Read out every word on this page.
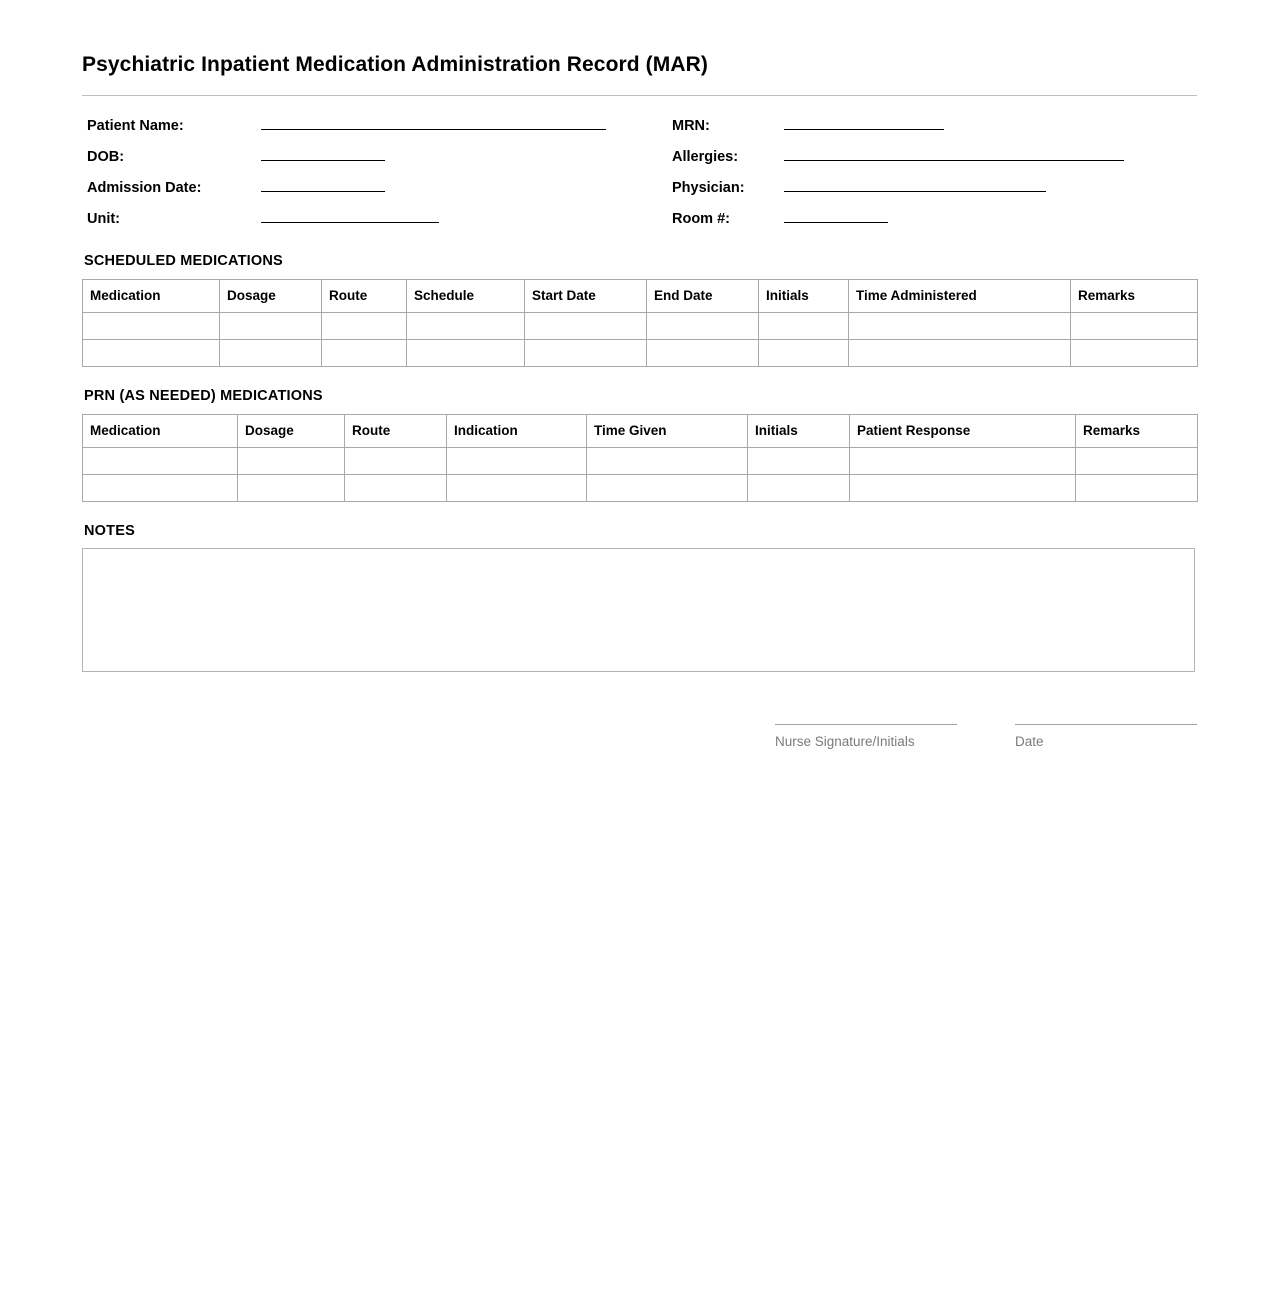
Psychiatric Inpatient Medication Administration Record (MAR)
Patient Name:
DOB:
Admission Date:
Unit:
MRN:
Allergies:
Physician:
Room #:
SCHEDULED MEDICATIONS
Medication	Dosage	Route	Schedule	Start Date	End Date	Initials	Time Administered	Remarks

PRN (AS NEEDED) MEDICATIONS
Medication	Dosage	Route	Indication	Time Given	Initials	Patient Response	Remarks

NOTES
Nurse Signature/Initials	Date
...
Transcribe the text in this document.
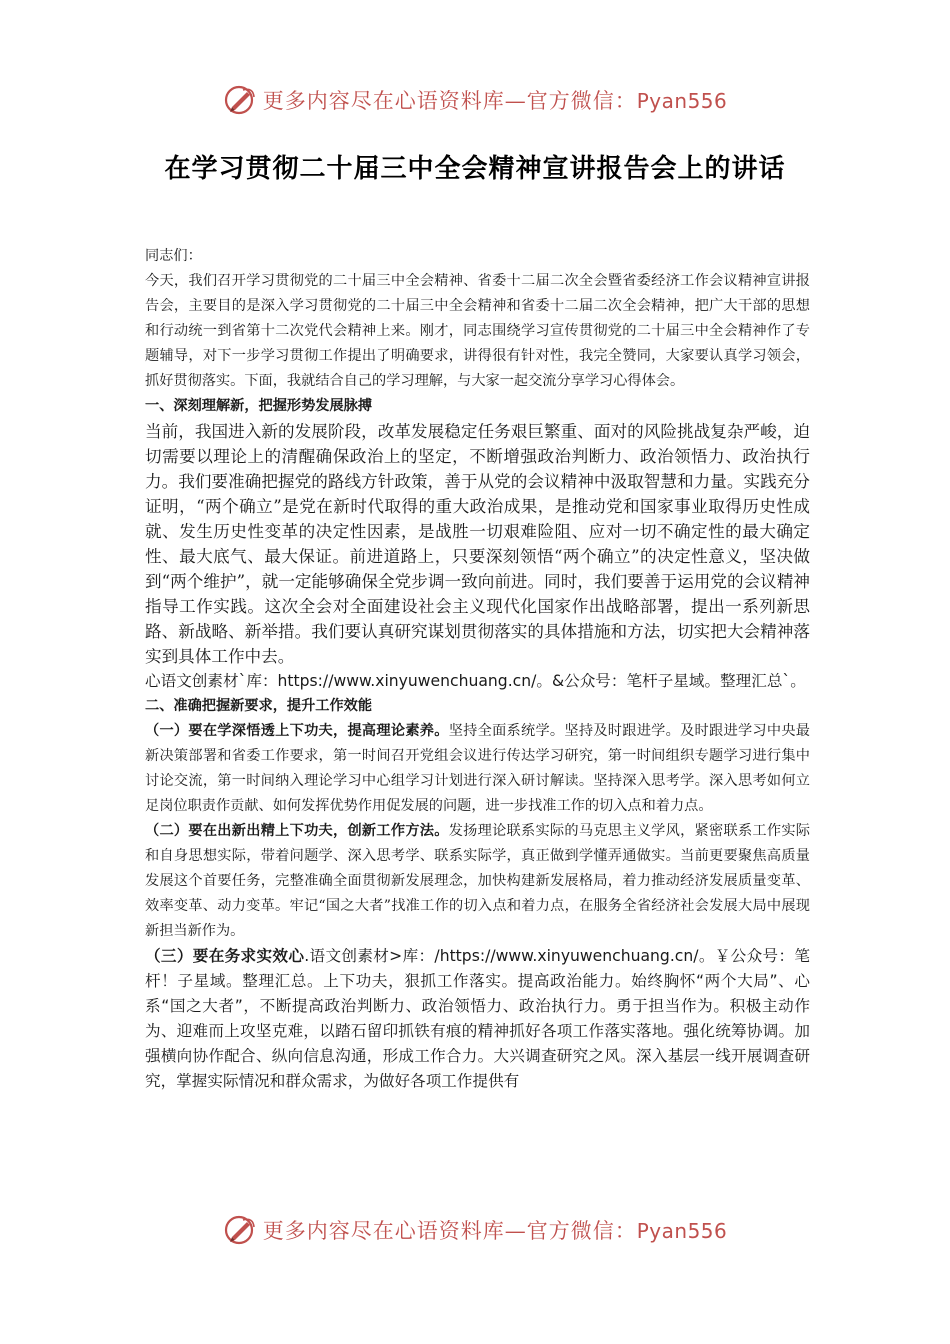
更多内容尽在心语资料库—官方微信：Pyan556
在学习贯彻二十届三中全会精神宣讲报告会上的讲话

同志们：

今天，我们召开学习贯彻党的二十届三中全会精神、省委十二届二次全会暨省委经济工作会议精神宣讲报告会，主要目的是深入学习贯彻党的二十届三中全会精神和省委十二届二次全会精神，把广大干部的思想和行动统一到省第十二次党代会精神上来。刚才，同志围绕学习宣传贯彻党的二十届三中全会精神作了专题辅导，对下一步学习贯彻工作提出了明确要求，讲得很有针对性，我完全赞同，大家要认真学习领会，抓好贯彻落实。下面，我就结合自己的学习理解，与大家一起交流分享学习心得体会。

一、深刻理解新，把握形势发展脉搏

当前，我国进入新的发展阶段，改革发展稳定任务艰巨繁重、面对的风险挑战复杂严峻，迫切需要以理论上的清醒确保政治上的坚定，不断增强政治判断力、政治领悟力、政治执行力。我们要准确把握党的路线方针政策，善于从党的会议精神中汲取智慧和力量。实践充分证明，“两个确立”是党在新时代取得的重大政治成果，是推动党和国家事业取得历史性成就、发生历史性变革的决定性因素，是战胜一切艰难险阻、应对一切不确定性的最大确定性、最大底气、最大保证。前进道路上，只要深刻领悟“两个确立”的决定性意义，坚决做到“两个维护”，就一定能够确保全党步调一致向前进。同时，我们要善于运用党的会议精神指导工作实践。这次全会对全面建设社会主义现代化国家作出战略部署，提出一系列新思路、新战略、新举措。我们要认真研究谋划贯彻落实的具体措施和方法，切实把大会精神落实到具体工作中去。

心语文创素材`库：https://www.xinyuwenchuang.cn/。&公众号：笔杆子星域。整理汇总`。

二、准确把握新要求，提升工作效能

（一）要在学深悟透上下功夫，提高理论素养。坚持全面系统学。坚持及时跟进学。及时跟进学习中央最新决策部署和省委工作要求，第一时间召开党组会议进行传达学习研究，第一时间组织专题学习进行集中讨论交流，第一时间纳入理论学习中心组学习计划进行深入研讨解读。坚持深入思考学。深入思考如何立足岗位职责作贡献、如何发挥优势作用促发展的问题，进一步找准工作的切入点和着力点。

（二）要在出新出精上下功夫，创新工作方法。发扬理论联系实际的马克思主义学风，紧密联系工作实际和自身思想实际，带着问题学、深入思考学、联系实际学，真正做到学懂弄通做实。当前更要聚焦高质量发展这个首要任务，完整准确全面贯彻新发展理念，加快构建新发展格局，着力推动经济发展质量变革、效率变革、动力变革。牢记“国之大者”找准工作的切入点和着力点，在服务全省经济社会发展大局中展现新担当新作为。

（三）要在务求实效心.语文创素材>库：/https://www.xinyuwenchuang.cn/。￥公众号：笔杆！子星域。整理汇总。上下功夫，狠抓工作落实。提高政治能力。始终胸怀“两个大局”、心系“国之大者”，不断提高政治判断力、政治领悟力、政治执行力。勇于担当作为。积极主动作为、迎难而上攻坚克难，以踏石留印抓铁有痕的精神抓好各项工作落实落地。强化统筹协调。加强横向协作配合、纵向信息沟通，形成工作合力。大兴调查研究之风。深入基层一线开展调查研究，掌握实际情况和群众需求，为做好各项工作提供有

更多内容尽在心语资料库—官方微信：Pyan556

What is asked: Among the lines of the data, identify those with the word "Date". Copy each of them.

Output of the task:
Admission Date:
Medication	Dosage	Route	Schedule	Start Date	End Date	Initials	Time Administered	Remarks
Nurse Signature/Initials	Date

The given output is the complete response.